START Material
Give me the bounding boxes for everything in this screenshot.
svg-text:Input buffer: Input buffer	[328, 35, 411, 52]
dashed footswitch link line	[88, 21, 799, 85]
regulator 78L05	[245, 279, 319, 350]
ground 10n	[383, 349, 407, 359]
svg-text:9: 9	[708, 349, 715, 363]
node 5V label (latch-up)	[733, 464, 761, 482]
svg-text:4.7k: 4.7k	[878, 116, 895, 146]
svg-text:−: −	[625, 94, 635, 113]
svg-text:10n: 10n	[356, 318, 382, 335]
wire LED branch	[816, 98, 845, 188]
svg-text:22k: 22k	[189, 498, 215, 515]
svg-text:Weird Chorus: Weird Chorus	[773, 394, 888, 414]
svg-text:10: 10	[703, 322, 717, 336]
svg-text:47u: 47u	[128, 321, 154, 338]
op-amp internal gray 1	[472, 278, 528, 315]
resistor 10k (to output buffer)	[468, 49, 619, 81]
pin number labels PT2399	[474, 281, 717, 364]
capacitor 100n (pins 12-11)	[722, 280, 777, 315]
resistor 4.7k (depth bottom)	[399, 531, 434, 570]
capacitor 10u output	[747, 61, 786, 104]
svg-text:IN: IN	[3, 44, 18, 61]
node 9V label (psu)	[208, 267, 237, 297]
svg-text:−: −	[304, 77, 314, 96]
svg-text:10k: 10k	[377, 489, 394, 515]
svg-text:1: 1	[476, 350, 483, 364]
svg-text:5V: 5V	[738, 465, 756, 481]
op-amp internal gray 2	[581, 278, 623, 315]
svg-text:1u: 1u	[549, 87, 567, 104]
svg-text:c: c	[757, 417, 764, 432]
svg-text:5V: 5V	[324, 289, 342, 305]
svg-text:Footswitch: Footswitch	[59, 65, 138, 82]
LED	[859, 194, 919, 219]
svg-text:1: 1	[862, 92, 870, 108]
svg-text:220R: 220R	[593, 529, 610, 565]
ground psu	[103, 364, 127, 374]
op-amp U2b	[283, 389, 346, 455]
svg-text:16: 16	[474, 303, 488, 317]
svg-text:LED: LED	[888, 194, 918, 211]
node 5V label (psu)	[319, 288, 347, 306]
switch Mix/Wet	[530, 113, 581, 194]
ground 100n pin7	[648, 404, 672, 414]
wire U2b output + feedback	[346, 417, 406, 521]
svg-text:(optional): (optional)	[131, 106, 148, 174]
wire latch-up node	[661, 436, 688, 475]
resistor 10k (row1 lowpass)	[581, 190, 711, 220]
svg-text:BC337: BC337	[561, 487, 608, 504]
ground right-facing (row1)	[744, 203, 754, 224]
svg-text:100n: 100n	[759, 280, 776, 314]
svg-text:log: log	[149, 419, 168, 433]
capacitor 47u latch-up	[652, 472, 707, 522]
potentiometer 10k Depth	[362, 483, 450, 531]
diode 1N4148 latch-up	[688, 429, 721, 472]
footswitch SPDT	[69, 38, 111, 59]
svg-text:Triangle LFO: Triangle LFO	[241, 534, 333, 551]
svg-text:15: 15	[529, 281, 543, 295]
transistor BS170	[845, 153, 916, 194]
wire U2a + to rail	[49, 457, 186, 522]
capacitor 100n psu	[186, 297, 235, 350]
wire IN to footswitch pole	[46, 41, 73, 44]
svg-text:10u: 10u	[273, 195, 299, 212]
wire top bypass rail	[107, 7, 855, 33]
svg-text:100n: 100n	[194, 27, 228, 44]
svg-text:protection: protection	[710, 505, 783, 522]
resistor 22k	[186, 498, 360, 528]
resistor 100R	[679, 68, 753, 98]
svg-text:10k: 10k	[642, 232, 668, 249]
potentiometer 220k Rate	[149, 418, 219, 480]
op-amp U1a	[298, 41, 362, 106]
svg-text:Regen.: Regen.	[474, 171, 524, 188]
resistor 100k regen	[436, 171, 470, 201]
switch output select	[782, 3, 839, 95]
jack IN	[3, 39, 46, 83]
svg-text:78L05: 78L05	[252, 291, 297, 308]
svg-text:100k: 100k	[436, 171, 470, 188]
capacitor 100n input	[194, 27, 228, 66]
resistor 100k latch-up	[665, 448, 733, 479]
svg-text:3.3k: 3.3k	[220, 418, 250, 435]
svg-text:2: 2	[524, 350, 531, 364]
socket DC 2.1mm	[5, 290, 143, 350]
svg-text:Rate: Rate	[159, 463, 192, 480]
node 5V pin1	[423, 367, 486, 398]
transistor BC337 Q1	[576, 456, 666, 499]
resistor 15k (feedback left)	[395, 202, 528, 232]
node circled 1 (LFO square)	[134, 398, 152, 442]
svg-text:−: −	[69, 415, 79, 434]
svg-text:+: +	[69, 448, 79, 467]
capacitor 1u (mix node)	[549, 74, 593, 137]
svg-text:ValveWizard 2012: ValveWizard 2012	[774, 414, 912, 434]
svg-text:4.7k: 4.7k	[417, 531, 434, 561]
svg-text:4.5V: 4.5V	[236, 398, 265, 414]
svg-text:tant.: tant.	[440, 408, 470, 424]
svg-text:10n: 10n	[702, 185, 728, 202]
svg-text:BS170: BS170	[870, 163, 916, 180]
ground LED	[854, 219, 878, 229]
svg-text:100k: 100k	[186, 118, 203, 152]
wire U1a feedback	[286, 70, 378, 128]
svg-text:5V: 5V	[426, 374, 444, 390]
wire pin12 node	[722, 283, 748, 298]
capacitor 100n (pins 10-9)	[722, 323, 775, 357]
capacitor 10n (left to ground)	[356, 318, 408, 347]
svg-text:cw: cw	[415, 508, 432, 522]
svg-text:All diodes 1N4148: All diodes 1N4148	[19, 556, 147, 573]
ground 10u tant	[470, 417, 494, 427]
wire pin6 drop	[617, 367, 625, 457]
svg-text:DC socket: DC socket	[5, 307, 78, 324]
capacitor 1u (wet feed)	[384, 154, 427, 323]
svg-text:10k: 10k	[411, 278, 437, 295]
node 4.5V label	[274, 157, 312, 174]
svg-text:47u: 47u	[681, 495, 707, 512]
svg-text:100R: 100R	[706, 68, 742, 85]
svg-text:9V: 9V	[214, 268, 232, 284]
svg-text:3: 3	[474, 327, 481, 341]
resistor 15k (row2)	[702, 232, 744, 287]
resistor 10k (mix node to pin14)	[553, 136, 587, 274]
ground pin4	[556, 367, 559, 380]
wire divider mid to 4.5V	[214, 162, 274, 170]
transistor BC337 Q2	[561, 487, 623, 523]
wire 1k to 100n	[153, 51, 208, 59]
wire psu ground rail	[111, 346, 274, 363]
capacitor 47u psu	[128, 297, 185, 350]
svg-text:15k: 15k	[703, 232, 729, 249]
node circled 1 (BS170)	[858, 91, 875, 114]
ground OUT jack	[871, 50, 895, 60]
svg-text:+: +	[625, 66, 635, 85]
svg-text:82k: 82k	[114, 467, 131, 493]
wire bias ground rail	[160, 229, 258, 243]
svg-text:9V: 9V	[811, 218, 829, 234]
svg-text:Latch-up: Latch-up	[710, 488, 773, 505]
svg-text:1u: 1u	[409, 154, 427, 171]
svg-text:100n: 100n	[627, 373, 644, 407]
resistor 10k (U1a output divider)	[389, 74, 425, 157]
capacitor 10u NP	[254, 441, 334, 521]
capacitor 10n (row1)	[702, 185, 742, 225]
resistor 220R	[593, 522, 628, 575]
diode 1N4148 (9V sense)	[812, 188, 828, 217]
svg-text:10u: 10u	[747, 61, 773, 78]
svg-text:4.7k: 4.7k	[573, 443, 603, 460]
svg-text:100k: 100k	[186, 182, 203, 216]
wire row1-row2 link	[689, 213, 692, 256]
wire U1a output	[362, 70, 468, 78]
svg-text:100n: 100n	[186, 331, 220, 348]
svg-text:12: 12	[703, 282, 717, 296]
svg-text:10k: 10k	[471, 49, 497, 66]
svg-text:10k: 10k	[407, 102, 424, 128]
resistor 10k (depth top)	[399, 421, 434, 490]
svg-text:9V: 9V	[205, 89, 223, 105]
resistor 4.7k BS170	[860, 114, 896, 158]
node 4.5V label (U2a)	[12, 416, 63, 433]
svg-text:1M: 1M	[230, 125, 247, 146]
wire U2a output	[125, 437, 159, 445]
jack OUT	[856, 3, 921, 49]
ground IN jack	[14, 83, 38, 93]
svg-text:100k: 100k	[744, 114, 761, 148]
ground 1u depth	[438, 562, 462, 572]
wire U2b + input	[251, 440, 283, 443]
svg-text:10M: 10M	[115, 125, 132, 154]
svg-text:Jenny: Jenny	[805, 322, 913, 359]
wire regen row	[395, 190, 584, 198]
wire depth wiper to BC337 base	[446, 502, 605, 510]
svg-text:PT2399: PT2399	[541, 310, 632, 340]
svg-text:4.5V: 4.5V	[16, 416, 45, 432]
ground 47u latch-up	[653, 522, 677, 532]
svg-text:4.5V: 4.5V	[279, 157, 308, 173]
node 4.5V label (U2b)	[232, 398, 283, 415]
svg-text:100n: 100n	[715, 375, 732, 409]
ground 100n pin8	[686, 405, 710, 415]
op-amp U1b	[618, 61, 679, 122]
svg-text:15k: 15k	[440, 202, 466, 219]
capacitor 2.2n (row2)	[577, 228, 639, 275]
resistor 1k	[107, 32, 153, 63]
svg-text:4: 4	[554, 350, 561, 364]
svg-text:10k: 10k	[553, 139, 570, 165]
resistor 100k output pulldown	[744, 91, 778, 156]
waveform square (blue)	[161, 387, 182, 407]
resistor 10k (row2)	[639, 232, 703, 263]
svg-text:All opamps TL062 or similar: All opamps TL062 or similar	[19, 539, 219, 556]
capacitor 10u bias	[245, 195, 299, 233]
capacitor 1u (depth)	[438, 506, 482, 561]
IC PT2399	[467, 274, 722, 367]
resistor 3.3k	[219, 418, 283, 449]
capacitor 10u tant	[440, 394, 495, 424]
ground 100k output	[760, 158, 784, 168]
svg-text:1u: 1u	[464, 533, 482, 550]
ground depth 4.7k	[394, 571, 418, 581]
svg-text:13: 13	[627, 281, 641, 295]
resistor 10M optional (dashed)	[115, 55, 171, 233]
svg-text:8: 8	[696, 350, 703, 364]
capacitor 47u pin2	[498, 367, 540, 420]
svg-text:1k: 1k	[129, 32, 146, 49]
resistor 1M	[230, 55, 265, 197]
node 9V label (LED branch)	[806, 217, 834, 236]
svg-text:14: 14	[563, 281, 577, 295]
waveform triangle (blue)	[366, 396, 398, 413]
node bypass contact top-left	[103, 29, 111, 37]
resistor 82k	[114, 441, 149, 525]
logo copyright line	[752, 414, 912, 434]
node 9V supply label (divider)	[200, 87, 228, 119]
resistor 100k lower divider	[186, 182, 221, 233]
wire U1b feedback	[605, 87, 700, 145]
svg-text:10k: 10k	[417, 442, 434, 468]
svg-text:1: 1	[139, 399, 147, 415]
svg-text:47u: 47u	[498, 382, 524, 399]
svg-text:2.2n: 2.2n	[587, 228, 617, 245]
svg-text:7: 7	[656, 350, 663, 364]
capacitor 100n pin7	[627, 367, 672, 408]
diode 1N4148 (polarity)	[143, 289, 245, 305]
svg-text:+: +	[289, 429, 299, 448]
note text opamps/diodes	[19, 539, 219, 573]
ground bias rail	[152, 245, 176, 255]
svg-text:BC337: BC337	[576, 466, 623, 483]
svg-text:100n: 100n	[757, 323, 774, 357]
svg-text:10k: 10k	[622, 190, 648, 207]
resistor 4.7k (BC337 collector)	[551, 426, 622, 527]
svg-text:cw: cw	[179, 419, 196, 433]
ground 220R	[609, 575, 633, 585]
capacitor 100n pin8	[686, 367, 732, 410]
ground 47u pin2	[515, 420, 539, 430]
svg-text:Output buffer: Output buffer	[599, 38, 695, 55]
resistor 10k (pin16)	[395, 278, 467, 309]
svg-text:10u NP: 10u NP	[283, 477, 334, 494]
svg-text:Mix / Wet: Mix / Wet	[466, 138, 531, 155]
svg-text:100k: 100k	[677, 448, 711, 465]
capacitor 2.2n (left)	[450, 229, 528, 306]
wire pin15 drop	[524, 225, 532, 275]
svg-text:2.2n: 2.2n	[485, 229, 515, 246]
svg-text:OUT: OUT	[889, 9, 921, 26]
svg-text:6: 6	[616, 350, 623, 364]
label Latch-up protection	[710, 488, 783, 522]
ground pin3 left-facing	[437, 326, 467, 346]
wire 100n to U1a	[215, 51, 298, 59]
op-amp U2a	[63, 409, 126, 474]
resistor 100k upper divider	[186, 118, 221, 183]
END Material
● Short problem
Could you edit the data from the start through the line with "349, 407, 359]", swapping "footswitch" for "bypass" and leaving everything else as it is?

● Correct response
Give me the bounding boxes for everything in this screenshot.
svg-text:Input buffer: Input buffer	[328, 35, 411, 52]
dashed bypass link line	[88, 21, 799, 85]
regulator 78L05	[245, 279, 319, 350]
ground 10n	[383, 349, 407, 359]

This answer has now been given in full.